### YOUR OBJECTIVE
Every line of the data is to be reproduced exactly.

### PROVIDED ENTRIES
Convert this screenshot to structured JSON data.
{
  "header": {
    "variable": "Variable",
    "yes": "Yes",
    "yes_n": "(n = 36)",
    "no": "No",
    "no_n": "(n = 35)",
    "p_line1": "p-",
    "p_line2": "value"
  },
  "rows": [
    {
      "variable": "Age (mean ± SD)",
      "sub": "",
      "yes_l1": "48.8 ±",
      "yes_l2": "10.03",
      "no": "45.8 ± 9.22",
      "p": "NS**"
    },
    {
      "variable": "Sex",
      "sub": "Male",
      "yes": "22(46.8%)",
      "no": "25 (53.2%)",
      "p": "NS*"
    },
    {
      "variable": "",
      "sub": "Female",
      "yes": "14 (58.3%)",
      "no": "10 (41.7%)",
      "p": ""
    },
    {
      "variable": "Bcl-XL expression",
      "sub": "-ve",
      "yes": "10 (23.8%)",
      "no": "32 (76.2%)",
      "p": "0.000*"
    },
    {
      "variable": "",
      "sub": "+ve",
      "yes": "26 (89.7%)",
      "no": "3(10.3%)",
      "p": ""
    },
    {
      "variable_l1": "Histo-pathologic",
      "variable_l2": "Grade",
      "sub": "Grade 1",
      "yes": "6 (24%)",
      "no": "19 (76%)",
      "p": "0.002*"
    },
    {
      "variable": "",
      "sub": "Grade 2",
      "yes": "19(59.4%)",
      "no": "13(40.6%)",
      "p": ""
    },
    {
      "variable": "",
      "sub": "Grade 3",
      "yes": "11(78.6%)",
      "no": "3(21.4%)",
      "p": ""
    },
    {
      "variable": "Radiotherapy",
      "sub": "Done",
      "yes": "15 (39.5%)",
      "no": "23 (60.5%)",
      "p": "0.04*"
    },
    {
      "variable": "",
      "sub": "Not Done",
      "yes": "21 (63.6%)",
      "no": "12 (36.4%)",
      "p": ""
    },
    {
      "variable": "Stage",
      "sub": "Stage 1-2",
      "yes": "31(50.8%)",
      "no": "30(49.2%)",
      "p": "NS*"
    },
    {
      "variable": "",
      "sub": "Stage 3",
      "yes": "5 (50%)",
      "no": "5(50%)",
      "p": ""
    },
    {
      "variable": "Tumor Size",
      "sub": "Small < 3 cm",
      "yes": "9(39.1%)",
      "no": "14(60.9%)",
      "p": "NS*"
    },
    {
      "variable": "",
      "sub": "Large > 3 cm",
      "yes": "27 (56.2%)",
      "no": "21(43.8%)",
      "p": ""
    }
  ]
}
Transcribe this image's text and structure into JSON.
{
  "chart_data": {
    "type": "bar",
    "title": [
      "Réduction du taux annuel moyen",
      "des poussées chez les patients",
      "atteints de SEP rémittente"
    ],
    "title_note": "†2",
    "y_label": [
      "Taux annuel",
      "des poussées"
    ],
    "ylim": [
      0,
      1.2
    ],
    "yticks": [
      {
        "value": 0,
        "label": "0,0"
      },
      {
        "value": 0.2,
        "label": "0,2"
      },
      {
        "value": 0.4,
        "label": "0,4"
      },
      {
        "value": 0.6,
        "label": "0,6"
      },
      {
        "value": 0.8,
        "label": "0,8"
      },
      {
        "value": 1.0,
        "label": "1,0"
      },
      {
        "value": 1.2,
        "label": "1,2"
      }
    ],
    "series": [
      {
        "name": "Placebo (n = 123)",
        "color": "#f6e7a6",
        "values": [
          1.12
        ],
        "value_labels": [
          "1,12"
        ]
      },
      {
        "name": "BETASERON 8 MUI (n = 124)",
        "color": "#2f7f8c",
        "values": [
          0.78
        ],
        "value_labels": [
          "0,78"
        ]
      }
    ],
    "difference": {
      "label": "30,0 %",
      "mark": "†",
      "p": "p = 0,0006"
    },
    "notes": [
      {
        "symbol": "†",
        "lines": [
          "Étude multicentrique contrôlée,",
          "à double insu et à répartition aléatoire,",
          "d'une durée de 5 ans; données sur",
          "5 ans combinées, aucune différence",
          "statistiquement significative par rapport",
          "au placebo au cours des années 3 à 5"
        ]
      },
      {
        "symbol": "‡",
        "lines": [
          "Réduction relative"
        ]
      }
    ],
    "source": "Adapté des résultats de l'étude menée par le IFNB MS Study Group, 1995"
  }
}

### THE COMPLETED TASK
Convert this screenshot to structured JSON data.
{
  "header": {
    "variable": "Variable",
    "yes": "Yes",
    "yes_n": "(n = 36)",
    "no": "No",
    "no_n": "(n = 35)",
    "p_line1": "p-",
    "p_line2": "value"
  },
  "rows": [
    {
      "variable": "Age (mean ± SD)",
      "sub": "",
      "yes_l1": "48.8 ±",
      "yes_l2": "10.03",
      "no": "45.8 ± 9.22",
      "p": "NS**"
    },
    {
      "variable": "Sex",
      "sub": "Male",
      "yes": "22(46.8%)",
      "no": "25 (53.2%)",
      "p": "NS*"
    },
    {
      "variable": "",
      "sub": "Female",
      "yes": "14 (58.3%)",
      "no": "10 (41.7%)",
      "p": ""
    },
    {
      "variable": "Bcl-XL expression",
      "sub": "-ve",
      "yes": "10 (23.8%)",
      "no": "32 (76.2%)",
      "p": "0.000*"
    },
    {
      "variable": "",
      "sub": "+ve",
      "yes": "26 (89.7%)",
      "no": "3(10.3%)",
      "p": ""
    },
    {
      "variable_l1": "Histo-pathologic",
      "variable_l2": "Grade",
      "sub": "Grade 1",
      "yes": "6 (24%)",
      "no": "19 (76%)",
      "p": "0.002*"
    },
    {
      "variable": "",
      "sub": "Grade 2",
      "yes": "19(59.4%)",
      "no": "13(40.6%)",
      "p": ""
    },
    {
      "variable": "",
      "sub": "Grade 3",
      "yes": "11(78.6%)",
      "no": "3(21.4%)",
      "p": ""
    },
    {
      "variable": "Radiotherapy",
      "sub": "Done",
      "yes": "15 (39.5%)",
      "no": "23 (60.5%)",
      "p": "0.04*"
    },
    {
      "variable": "",
      "sub": "Not Done",
      "yes": "21 (63.6%)",
      "no": "12 (36.4%)",
      "p": ""
    },
    {
      "variable": "Stage",
      "sub": "Stage 1-2",
      "yes": "31(50.8%)",
      "no": "30(49.2%)",
      "p": "NS*"
    },
    {
      "variable": "",
      "sub": "Stage 3",
      "yes": "5 (50%)",
      "no": "5(50%)",
      "p": ""
    },
    {
      "variable": "Tumor Size",
      "sub": "Small < 3 cm",
      "yes": "9(39.1%)",
      "no": "14(60.9%)",
      "p": "NS*"
    },
    {
      "variable": "",
      "sub": "Large > 3 cm",
      "yes": "27 (56.2%)",
      "no": "21(43.8%)",
      "p": ""
    }
  ]
}
Transcribe this image's text and structure into JSON.
{
  "chart_data": {
    "type": "bar",
    "title": [
      "Réduction du taux annuel moyen",
      "des poussées chez les patients",
      "atteints de SEP rémittente"
    ],
    "title_note": "†2",
    "y_label": [
      "Taux annuel",
      "des poussées"
    ],
    "ylim": [
      0,
      1.2
    ],
    "yticks": [
      {
        "value": 0,
        "label": "0,0"
      },
      {
        "value": 0.2,
        "label": "0,2"
      },
      {
        "value": 0.4,
        "label": "0,4"
      },
      {
        "value": 0.6,
        "label": "0,6"
      },
      {
        "value": 0.8,
        "label": "0,8"
      },
      {
        "value": 1.0,
        "label": "1,0"
      },
      {
        "value": 1.2,
        "label": "1,2"
      }
    ],
    "series": [
      {
        "name": "Placebo (n = 123)",
        "color": "#f6e7a6",
        "values": [
          1.12
        ],
        "value_labels": [
          "1,12"
        ]
      },
      {
        "name": "BETASERON 8 MUI (n = 124)",
        "color": "#2f7f8c",
        "values": [
          0.78
        ],
        "value_labels": [
          "0,78"
        ]
      }
    ],
    "difference": {
      "label": "30,0 %",
      "mark": "†",
      "p": "p = 0,0006"
    },
    "notes": [
      {
        "symbol": "†",
        "lines": [
          "Étude multicentrique contrôlée,",
          "à double insu et à répartition aléatoire,",
          "d'une durée de 5 ans; données sur",
          "5 ans combinées, aucune différence",
          "statistiquement significative par rapport",
          "au placebo au cours des années 3 à 5"
        ]
      },
      {
        "symbol": "‡",
        "lines": [
          "Réduction relative"
        ]
      }
    ],
    "source": "Adapté des résultats de l'étude menée par le IFNB MS Study Group, 1995"
  }
}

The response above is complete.